[Some material]
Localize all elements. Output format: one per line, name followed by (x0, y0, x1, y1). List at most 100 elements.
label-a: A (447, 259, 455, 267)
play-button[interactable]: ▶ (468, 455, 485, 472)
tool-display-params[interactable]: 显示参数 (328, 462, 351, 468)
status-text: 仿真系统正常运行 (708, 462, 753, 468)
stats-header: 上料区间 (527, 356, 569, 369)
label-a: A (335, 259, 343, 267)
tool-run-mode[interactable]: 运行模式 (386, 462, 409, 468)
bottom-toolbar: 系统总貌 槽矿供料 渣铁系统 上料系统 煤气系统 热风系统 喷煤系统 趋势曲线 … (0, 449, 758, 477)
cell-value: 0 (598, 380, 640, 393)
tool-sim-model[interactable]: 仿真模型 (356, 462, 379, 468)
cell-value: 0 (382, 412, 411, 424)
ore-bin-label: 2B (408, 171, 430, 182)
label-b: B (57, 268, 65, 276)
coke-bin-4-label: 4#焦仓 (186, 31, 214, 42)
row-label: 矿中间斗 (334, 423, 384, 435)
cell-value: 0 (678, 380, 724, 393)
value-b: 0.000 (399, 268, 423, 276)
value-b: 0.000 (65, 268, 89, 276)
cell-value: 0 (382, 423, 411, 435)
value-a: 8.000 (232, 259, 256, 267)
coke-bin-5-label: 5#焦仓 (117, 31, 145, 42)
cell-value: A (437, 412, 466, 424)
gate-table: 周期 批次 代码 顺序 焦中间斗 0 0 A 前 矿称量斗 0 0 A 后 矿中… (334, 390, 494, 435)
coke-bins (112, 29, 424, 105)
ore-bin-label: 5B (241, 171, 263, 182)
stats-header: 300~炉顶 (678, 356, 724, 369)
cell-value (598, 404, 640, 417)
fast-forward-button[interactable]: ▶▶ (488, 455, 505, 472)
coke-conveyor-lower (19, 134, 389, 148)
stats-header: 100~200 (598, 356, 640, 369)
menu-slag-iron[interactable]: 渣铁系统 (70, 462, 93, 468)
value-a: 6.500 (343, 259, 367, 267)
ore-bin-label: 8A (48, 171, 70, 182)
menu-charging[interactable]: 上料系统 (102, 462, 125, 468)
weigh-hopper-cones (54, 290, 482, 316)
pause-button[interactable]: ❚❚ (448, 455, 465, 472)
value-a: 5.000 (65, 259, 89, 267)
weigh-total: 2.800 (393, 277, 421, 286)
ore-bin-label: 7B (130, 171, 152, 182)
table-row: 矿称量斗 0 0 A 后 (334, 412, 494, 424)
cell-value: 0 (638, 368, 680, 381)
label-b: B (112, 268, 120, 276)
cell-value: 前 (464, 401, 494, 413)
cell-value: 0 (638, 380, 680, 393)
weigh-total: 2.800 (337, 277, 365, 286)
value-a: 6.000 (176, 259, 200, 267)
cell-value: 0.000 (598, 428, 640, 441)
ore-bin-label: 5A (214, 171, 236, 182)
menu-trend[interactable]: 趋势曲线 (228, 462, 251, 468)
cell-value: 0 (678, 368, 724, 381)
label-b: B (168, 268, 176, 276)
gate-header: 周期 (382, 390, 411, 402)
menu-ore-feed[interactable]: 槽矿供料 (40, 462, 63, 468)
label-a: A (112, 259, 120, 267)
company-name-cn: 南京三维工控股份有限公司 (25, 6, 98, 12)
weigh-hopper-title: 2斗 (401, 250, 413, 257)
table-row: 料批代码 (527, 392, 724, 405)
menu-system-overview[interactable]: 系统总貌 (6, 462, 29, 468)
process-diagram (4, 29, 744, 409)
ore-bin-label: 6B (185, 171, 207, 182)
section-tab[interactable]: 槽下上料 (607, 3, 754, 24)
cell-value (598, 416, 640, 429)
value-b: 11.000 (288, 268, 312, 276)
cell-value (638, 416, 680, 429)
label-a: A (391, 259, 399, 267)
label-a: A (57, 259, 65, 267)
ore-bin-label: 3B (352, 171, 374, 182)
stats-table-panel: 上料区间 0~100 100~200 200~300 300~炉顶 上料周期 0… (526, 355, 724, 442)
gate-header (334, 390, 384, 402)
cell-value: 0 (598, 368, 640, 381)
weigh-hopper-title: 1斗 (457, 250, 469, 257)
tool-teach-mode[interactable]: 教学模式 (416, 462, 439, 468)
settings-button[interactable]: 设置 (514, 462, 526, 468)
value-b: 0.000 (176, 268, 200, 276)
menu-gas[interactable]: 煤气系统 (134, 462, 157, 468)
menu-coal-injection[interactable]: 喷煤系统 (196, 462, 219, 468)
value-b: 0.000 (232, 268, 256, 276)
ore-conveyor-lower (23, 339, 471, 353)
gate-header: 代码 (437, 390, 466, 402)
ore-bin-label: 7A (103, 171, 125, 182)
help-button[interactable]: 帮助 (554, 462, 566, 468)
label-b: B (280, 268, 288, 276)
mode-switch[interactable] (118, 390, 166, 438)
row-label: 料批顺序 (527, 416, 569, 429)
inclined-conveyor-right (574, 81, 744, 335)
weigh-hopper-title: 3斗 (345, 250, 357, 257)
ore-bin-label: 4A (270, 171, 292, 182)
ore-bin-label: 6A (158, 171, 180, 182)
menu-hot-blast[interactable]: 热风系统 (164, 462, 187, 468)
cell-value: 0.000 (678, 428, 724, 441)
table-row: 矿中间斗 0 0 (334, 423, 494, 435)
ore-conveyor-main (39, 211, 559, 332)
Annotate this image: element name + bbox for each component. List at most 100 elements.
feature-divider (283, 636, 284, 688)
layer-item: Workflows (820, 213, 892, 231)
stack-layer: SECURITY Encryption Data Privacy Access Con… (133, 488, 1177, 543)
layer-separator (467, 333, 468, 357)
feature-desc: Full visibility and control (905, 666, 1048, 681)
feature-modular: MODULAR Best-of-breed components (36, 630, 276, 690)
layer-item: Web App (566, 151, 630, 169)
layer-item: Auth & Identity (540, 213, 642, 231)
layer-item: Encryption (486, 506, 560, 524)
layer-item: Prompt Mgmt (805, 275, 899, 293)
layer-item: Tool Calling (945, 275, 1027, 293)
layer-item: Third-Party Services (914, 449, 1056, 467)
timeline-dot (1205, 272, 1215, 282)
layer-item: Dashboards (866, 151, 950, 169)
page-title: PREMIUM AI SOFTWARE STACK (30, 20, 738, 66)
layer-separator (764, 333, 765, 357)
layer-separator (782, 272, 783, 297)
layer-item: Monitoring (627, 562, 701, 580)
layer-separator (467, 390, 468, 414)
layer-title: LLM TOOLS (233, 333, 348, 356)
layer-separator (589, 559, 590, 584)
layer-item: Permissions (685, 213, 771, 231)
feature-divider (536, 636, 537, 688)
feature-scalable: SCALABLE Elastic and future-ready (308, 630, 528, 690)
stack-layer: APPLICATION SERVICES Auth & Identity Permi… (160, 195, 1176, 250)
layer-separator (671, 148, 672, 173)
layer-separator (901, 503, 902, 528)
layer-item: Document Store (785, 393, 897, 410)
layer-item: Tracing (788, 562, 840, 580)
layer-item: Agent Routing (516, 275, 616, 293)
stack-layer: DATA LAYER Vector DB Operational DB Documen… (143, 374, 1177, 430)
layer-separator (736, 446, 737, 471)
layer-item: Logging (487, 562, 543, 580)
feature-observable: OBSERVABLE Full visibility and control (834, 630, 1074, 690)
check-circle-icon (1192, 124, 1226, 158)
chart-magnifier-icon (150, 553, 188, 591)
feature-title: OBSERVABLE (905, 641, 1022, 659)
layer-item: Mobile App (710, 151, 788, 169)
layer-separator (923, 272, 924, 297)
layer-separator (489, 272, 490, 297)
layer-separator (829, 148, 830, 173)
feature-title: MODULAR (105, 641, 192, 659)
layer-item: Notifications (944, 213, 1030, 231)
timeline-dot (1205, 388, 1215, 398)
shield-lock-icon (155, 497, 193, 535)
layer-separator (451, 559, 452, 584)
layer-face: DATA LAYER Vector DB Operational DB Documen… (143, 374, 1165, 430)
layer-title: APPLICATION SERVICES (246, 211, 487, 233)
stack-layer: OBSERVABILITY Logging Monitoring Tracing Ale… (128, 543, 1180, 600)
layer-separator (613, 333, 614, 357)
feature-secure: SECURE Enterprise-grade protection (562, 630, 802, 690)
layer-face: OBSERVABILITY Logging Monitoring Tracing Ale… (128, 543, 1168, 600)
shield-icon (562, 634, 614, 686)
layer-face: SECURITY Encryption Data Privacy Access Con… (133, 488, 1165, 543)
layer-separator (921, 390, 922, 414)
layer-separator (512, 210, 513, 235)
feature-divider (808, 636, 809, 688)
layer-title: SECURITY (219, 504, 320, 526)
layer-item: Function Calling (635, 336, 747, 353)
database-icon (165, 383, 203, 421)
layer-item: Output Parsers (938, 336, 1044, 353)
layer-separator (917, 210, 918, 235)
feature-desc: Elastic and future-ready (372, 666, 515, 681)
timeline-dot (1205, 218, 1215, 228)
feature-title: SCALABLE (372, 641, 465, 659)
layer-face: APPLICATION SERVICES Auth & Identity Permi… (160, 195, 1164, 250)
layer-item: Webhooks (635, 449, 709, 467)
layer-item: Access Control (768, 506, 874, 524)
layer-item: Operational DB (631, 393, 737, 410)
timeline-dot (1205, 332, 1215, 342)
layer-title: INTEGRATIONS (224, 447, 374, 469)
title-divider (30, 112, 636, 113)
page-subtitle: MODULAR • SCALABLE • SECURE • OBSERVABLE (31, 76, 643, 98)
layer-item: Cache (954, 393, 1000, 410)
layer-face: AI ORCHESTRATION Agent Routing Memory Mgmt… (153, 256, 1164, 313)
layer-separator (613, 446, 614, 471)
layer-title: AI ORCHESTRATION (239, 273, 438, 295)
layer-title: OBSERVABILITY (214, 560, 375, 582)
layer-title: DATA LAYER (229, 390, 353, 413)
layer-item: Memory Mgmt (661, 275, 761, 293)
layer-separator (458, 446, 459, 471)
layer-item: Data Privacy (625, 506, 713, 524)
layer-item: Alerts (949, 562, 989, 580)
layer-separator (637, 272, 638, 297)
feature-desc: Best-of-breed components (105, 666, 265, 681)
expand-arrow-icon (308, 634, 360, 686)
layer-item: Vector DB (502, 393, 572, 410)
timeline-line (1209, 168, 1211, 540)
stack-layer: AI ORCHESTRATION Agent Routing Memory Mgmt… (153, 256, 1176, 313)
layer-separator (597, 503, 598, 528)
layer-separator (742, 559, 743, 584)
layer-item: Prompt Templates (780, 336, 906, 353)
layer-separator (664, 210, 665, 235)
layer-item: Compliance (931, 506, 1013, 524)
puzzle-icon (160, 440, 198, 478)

-- WORK REQUIRED --
Count the lines in the material above that contain the string "Agent", and give only the number.

-- ANSWER TO THE PROBLEM --
3